Find every line below that contains the word "title" and copy it out.

Some records:
○ ○ ○

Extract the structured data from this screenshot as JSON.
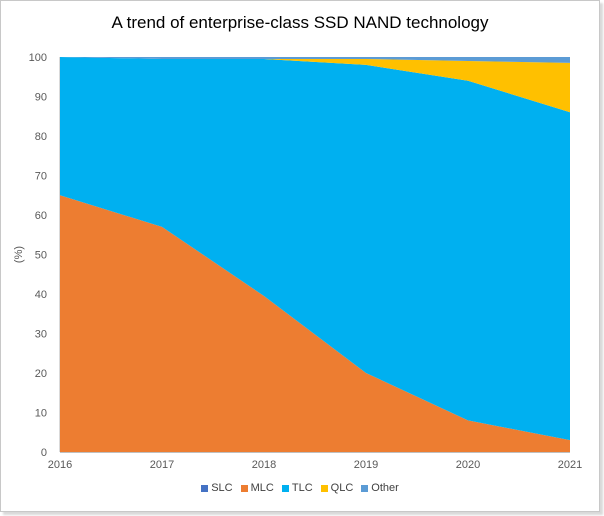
{
  "chart_data": {
    "type": "area",
    "stacked": true,
    "title": "A trend of enterprise-class SSD NAND technology",
    "xlabel": "",
    "ylabel": "(%)",
    "x": [
      "2016",
      "2017",
      "2018",
      "2019",
      "2020",
      "2021"
    ],
    "ylim": [
      0,
      100
    ],
    "yticks": [
      0,
      10,
      20,
      30,
      40,
      50,
      60,
      70,
      80,
      90,
      100
    ],
    "grid": false,
    "legend_position": "bottom",
    "series": [
      {
        "name": "SLC",
        "color": "#4472c4",
        "values": [
          0,
          0,
          0,
          0,
          0,
          0
        ]
      },
      {
        "name": "MLC",
        "color": "#ed7d31",
        "values": [
          65,
          57,
          39.5,
          20,
          8,
          3
        ]
      },
      {
        "name": "TLC",
        "color": "#00b0f0",
        "values": [
          35,
          42.5,
          60,
          78,
          86,
          83
        ]
      },
      {
        "name": "QLC",
        "color": "#ffc000",
        "values": [
          0,
          0,
          0,
          1.5,
          5,
          12.5
        ]
      },
      {
        "name": "Other",
        "color": "#5b9bd5",
        "values": [
          0,
          0.5,
          0.5,
          0.5,
          1,
          1.5
        ]
      }
    ]
  }
}
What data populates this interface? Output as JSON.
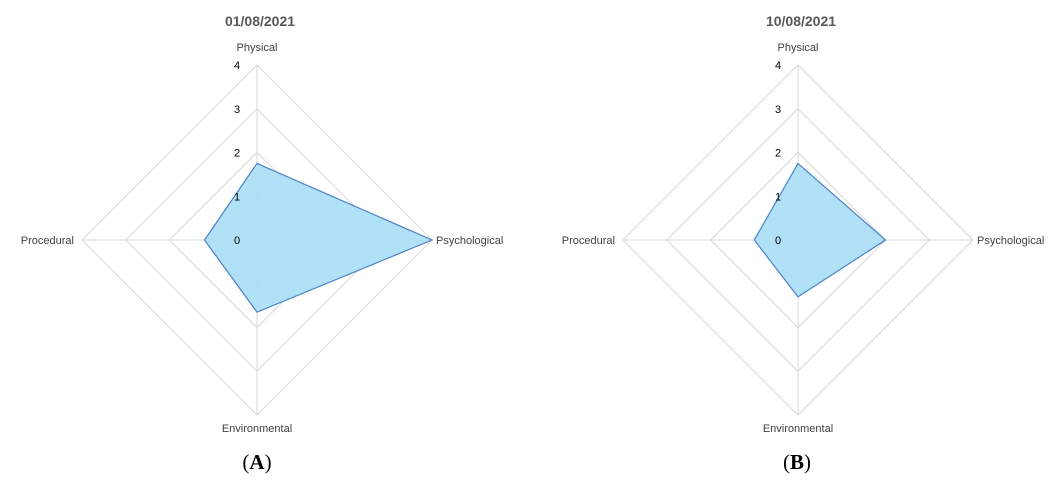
{
  "chart_data": [
    {
      "type": "radar",
      "title": "01/08/2021",
      "panel_label": "A",
      "axes": [
        "Physical",
        "Psychological",
        "Environmental",
        "Procedural"
      ],
      "rlim": [
        0,
        4
      ],
      "ticks": [
        "0",
        "1",
        "2",
        "3",
        "4"
      ],
      "series": [
        {
          "values": [
            1.75,
            4.0,
            1.65,
            1.2
          ]
        }
      ],
      "fill_color": "#A9DEF5",
      "line_color": "#4C80C8",
      "grid_color": "#D9D9D9",
      "grid": true,
      "legend": false
    },
    {
      "type": "radar",
      "title": "10/08/2021",
      "panel_label": "B",
      "axes": [
        "Physical",
        "Psychological",
        "Environmental",
        "Procedural"
      ],
      "rlim": [
        0,
        4
      ],
      "ticks": [
        "0",
        "1",
        "2",
        "3",
        "4"
      ],
      "series": [
        {
          "values": [
            1.75,
            2.0,
            1.3,
            1.0
          ]
        }
      ],
      "fill_color": "#A9DEF5",
      "line_color": "#4C80C8",
      "grid_color": "#D9D9D9",
      "grid": true,
      "legend": false
    }
  ]
}
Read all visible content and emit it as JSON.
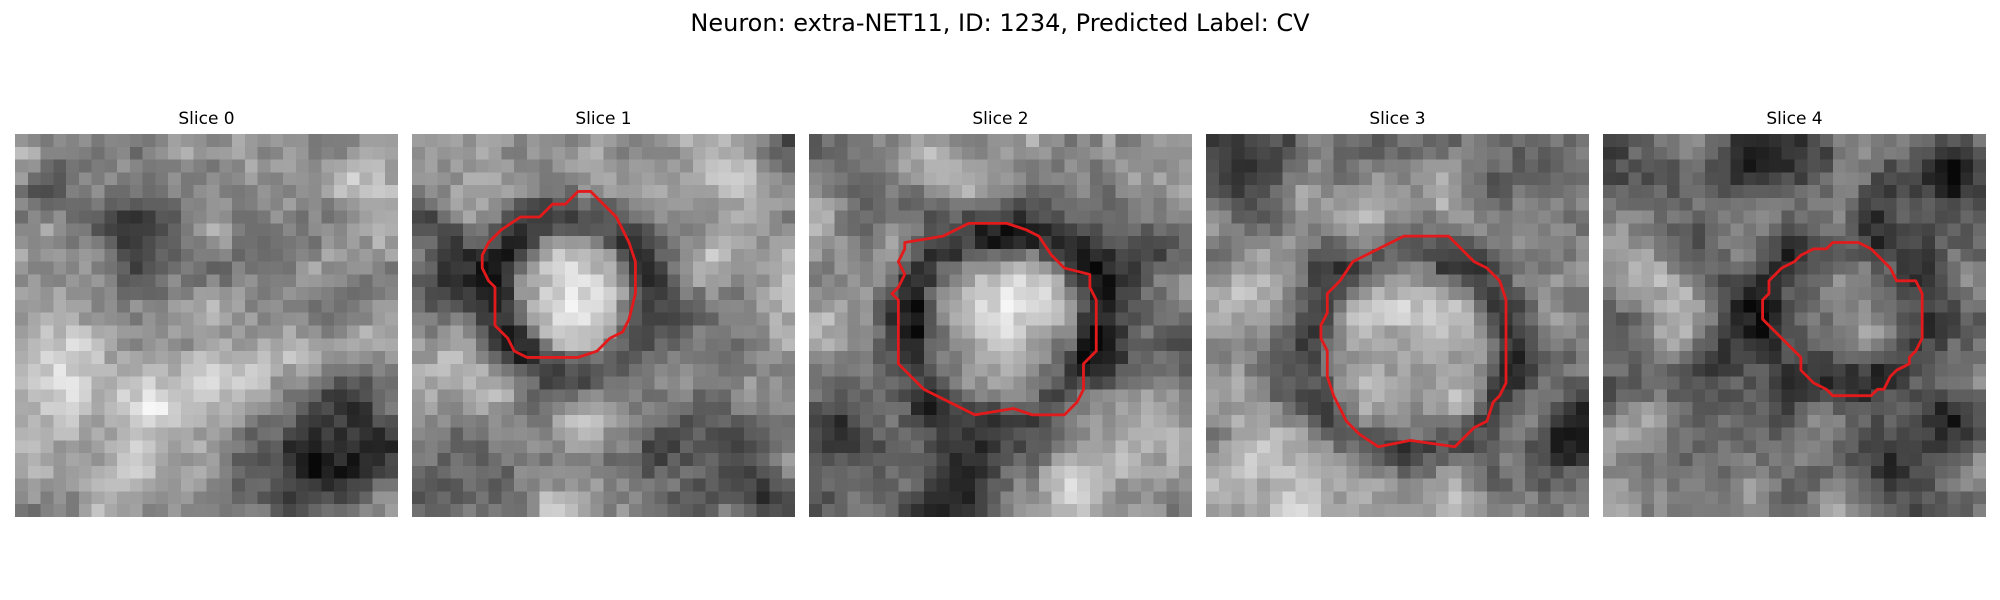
{
  "figure": {
    "title": "Neuron: extra-NET11, ID: 1234, Predicted Label: CV"
  },
  "outline_color": "#e31a1c",
  "colormap": "gray",
  "panels": [
    {
      "title": "Slice 0"
    },
    {
      "title": "Slice 1"
    },
    {
      "title": "Slice 2"
    },
    {
      "title": "Slice 3"
    },
    {
      "title": "Slice 4"
    }
  ]
}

○ ○ ○

§ CORRECT OUTPUT:
    "title": "A trend of enterprise-class SSD NAND technology",
      "title": "01/08/2021",
      "title": "10/08/2021",
    "title": "Neuron: extra-NET11, ID: 1234, Predicted Label: CV"
      "title": "Slice 0"
      "title": "Slice 1"
      "title": "Slice 2"
      "title": "Slice 3"
      "title": "Slice 4"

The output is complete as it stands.